[Begin Data lines]
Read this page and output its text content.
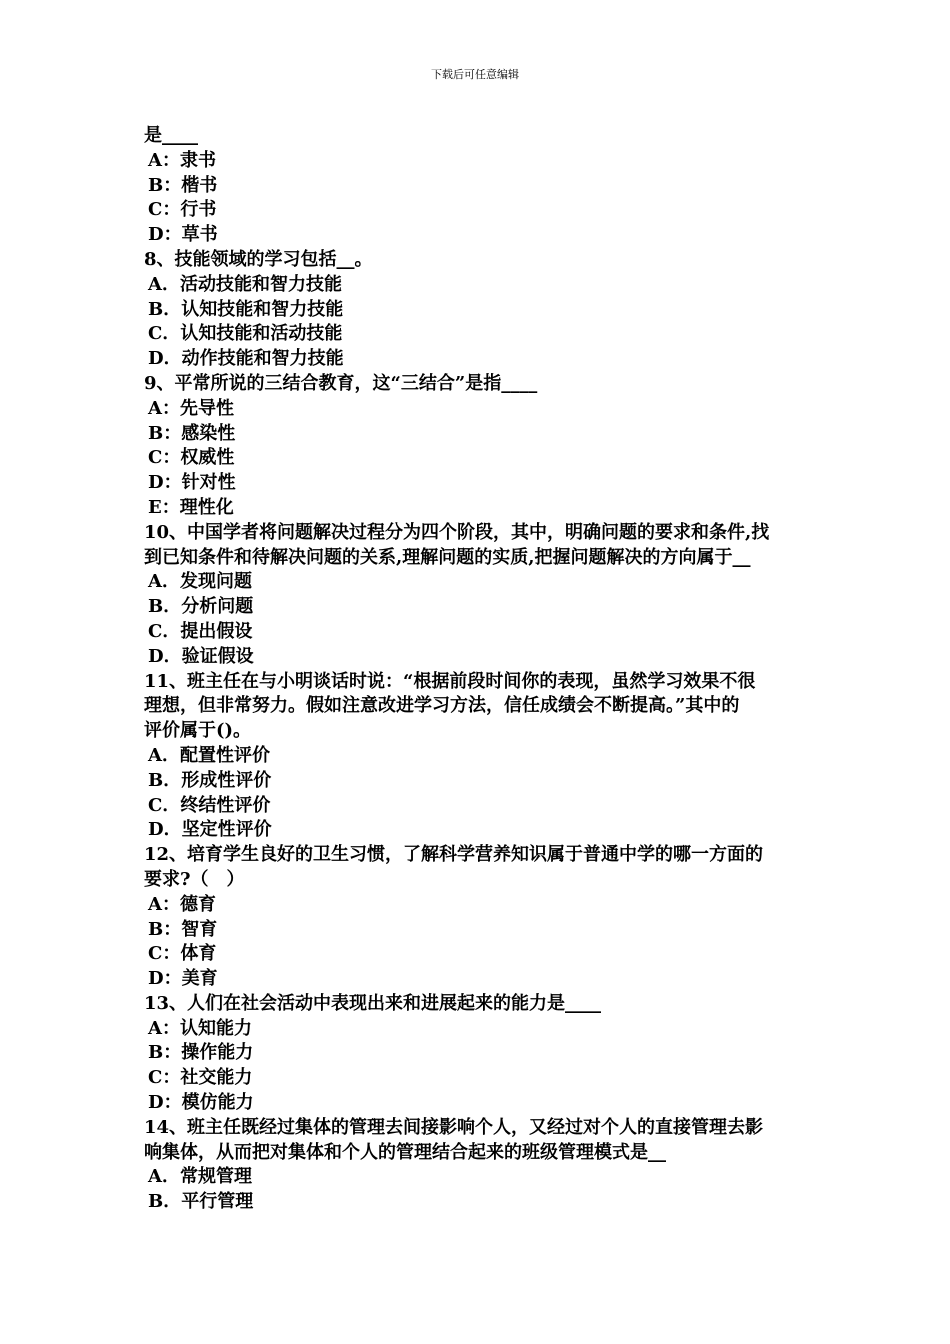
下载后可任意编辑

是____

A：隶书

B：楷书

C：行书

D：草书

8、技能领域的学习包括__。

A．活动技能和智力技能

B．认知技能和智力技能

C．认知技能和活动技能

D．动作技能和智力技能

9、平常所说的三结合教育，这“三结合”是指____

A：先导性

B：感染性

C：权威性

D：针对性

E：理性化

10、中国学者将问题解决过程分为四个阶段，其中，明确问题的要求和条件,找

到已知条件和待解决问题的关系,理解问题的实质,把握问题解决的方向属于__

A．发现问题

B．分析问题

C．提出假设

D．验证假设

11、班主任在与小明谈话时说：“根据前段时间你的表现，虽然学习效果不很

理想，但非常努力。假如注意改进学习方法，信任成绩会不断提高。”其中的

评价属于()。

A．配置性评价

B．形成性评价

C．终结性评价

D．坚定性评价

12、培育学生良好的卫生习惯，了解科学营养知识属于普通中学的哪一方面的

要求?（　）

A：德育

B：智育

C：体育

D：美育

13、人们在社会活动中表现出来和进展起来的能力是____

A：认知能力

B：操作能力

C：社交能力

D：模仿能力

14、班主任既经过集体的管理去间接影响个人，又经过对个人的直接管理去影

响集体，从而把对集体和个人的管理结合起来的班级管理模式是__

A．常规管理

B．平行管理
[End Data lines]
### Challenge
Omit every picture, then reproduce the rest of the listing exactly.

### Answer to the problem
Read this page and output its text content.
下载后可任意编辑

是____

A：隶书

B：楷书

C：行书

D：草书

8、技能领域的学习包括__。

A．活动技能和智力技能

B．认知技能和智力技能

C．认知技能和活动技能

D．动作技能和智力技能

9、平常所说的三结合教育，这“三结合”是指____

A：先导性

B：感染性

C：权威性

D：针对性

E：理性化

10、中国学者将问题解决过程分为四个阶段，其中，明确问题的要求和条件,找

到已知条件和待解决问题的关系,理解问题的实质,把握问题解决的方向属于__

A．发现问题

B．分析问题

C．提出假设

D．验证假设

11、班主任在与小明谈话时说：“根据前段时间你的表现，虽然学习效果不很

理想，但非常努力。假如注意改进学习方法，信任成绩会不断提高。”其中的

评价属于()。

A．配置性评价

B．形成性评价

C．终结性评价

D．坚定性评价

12、培育学生良好的卫生习惯，了解科学营养知识属于普通中学的哪一方面的

要求?（　）

A：德育

B：智育

C：体育

D：美育

13、人们在社会活动中表现出来和进展起来的能力是____

A：认知能力

B：操作能力

C：社交能力

D：模仿能力

14、班主任既经过集体的管理去间接影响个人，又经过对个人的直接管理去影

响集体，从而把对集体和个人的管理结合起来的班级管理模式是__

A．常规管理

B．平行管理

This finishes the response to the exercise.